Task brief
Could you give all the records again with every "stage-direction" changed to "performance-cue" and nothing else altered, leaving the pictures out?
-------- Excerpted records
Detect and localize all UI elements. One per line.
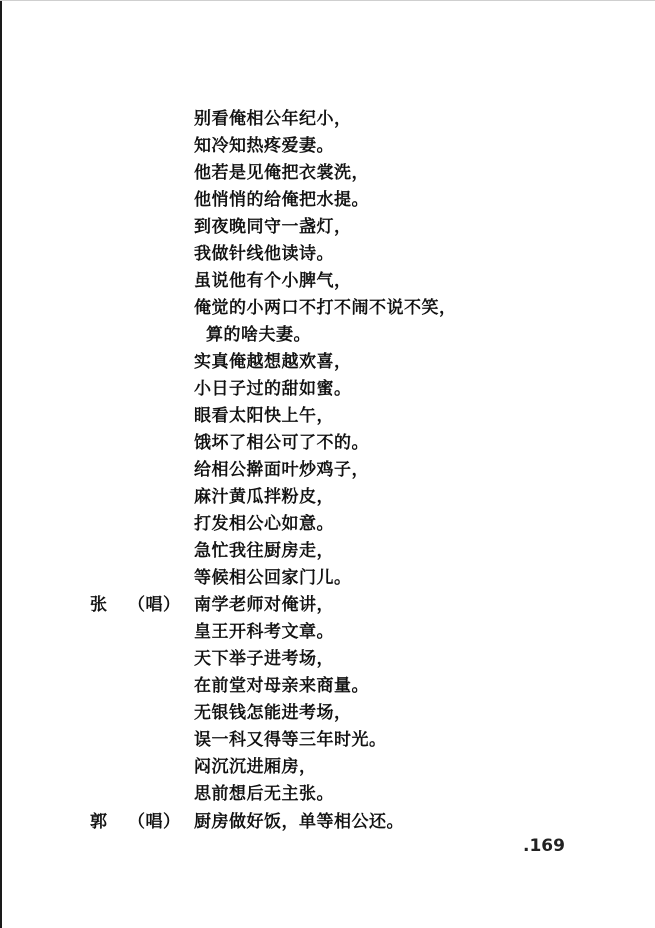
stage-direction: （唱） — [128, 812, 181, 832]
line-text: 打发相公心如意。 — [194, 514, 334, 534]
line-text: 给相公擀面叶炒鸡子， — [194, 460, 369, 480]
page-number — [523, 836, 565, 856]
line-text: 俺觉的小两口不打不闹不说不笑， — [194, 298, 457, 318]
line-text: 虽说他有个小脾气， — [194, 271, 352, 291]
page-number-value: 169 — [529, 836, 565, 856]
text-line — [0, 349, 655, 376]
text-line — [0, 646, 655, 673]
text-line — [0, 592, 655, 619]
text-line — [0, 214, 655, 241]
text-line — [0, 430, 655, 457]
page-number-dot: . — [523, 836, 530, 856]
line-text: 厨房做好饭，单等相公还。 — [194, 812, 404, 832]
text-line — [0, 673, 655, 700]
line-text: 等候相公回家门儿。 — [194, 568, 352, 588]
text-line — [0, 754, 655, 781]
text-line — [0, 376, 655, 403]
text-line — [0, 133, 655, 160]
line-text: 无银钱怎能进考场， — [194, 703, 352, 723]
line-text: 误一科又得等三年时光。 — [194, 730, 387, 750]
text-line — [0, 484, 655, 511]
line-text: 我做针线他读诗。 — [194, 244, 334, 264]
line-text: 饿坏了相公可了不的。 — [194, 433, 369, 453]
text-line — [0, 295, 655, 322]
text-line — [0, 241, 655, 268]
text-line — [0, 160, 655, 187]
line-text: 皇王开科考文章。 — [194, 622, 334, 642]
line-text: 他若是见俺把衣裳洗， — [194, 163, 369, 183]
text-line — [0, 106, 655, 133]
line-text: 麻汁黄瓜拌粉皮， — [194, 487, 334, 507]
line-text: 在前堂对母亲来商量。 — [194, 676, 369, 696]
line-text: 他悄悄的给俺把水提。 — [194, 190, 369, 210]
text-line — [0, 187, 655, 214]
line-text: 到夜晚同守一盏灯， — [194, 217, 352, 237]
text-line — [0, 538, 655, 565]
line-text: 知冷知热疼爱妻。 — [194, 136, 334, 156]
text-line — [0, 781, 655, 808]
line-text: 急忙我往厨房走， — [194, 541, 334, 561]
text-line — [0, 511, 655, 538]
line-text: 南学老师对俺讲， — [194, 595, 334, 615]
speaker-name: 郭 — [90, 812, 108, 832]
text-line — [0, 322, 655, 349]
stage-direction: （唱） — [128, 595, 181, 615]
text-line — [0, 268, 655, 295]
line-text-indented: 算的啥夫妻。 — [206, 325, 311, 345]
line-text: 小日子过的甜如蜜。 — [194, 379, 352, 399]
text-line — [0, 565, 655, 592]
line-text: 眼看太阳快上午， — [194, 406, 334, 426]
text-line — [0, 403, 655, 430]
line-text: 闷沉沉进厢房， — [194, 757, 317, 777]
line-text: 思前想后无主张。 — [194, 784, 334, 804]
text-line — [0, 457, 655, 484]
line-text: 别看俺相公年纪小， — [194, 109, 352, 129]
speaker-name: 张 — [90, 595, 108, 615]
text-line — [0, 619, 655, 646]
text-line — [0, 700, 655, 727]
text-line — [0, 727, 655, 754]
text-line — [0, 809, 655, 836]
line-text: 天下举子进考场， — [194, 649, 334, 669]
line-text: 实真俺越想越欢喜， — [194, 352, 352, 372]
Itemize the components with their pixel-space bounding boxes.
----------------
Solution below
Detect and localize all UI elements. One per line.
performance-cue: （唱） — [128, 812, 181, 832]
line-text: 打发相公心如意。 — [194, 514, 334, 534]
line-text: 给相公擀面叶炒鸡子， — [194, 460, 369, 480]
page-number — [523, 836, 565, 856]
line-text: 俺觉的小两口不打不闹不说不笑， — [194, 298, 457, 318]
line-text: 虽说他有个小脾气， — [194, 271, 352, 291]
page-number-value: 169 — [529, 836, 565, 856]
text-line — [0, 349, 655, 376]
text-line — [0, 646, 655, 673]
text-line — [0, 592, 655, 619]
text-line — [0, 214, 655, 241]
text-line — [0, 430, 655, 457]
page-number-dot: . — [523, 836, 530, 856]
line-text: 厨房做好饭，单等相公还。 — [194, 812, 404, 832]
text-line — [0, 673, 655, 700]
line-text: 等候相公回家门儿。 — [194, 568, 352, 588]
text-line — [0, 754, 655, 781]
text-line — [0, 376, 655, 403]
text-line — [0, 133, 655, 160]
line-text: 无银钱怎能进考场， — [194, 703, 352, 723]
line-text: 误一科又得等三年时光。 — [194, 730, 387, 750]
text-line — [0, 484, 655, 511]
line-text: 我做针线他读诗。 — [194, 244, 334, 264]
line-text: 饿坏了相公可了不的。 — [194, 433, 369, 453]
text-line — [0, 295, 655, 322]
text-line — [0, 241, 655, 268]
text-line — [0, 160, 655, 187]
line-text: 皇王开科考文章。 — [194, 622, 334, 642]
line-text: 他若是见俺把衣裳洗， — [194, 163, 369, 183]
text-line — [0, 106, 655, 133]
line-text: 麻汁黄瓜拌粉皮， — [194, 487, 334, 507]
line-text: 在前堂对母亲来商量。 — [194, 676, 369, 696]
line-text: 他悄悄的给俺把水提。 — [194, 190, 369, 210]
text-line — [0, 187, 655, 214]
line-text: 到夜晚同守一盏灯， — [194, 217, 352, 237]
text-line — [0, 538, 655, 565]
line-text: 知冷知热疼爱妻。 — [194, 136, 334, 156]
text-line — [0, 781, 655, 808]
line-text: 急忙我往厨房走， — [194, 541, 334, 561]
text-line — [0, 511, 655, 538]
line-text: 南学老师对俺讲， — [194, 595, 334, 615]
speaker-name: 郭 — [90, 812, 108, 832]
text-line — [0, 322, 655, 349]
performance-cue: （唱） — [128, 595, 181, 615]
text-line — [0, 268, 655, 295]
line-text-indented: 算的啥夫妻。 — [206, 325, 311, 345]
line-text: 小日子过的甜如蜜。 — [194, 379, 352, 399]
text-line — [0, 565, 655, 592]
line-text: 眼看太阳快上午， — [194, 406, 334, 426]
text-line — [0, 403, 655, 430]
line-text: 闷沉沉进厢房， — [194, 757, 317, 777]
line-text: 思前想后无主张。 — [194, 784, 334, 804]
text-line — [0, 457, 655, 484]
line-text: 别看俺相公年纪小， — [194, 109, 352, 129]
speaker-name: 张 — [90, 595, 108, 615]
text-line — [0, 619, 655, 646]
text-line — [0, 700, 655, 727]
text-line — [0, 727, 655, 754]
text-line — [0, 809, 655, 836]
line-text: 天下举子进考场， — [194, 649, 334, 669]
line-text: 实真俺越想越欢喜， — [194, 352, 352, 372]
Itemize the components with their pixel-space bounding boxes.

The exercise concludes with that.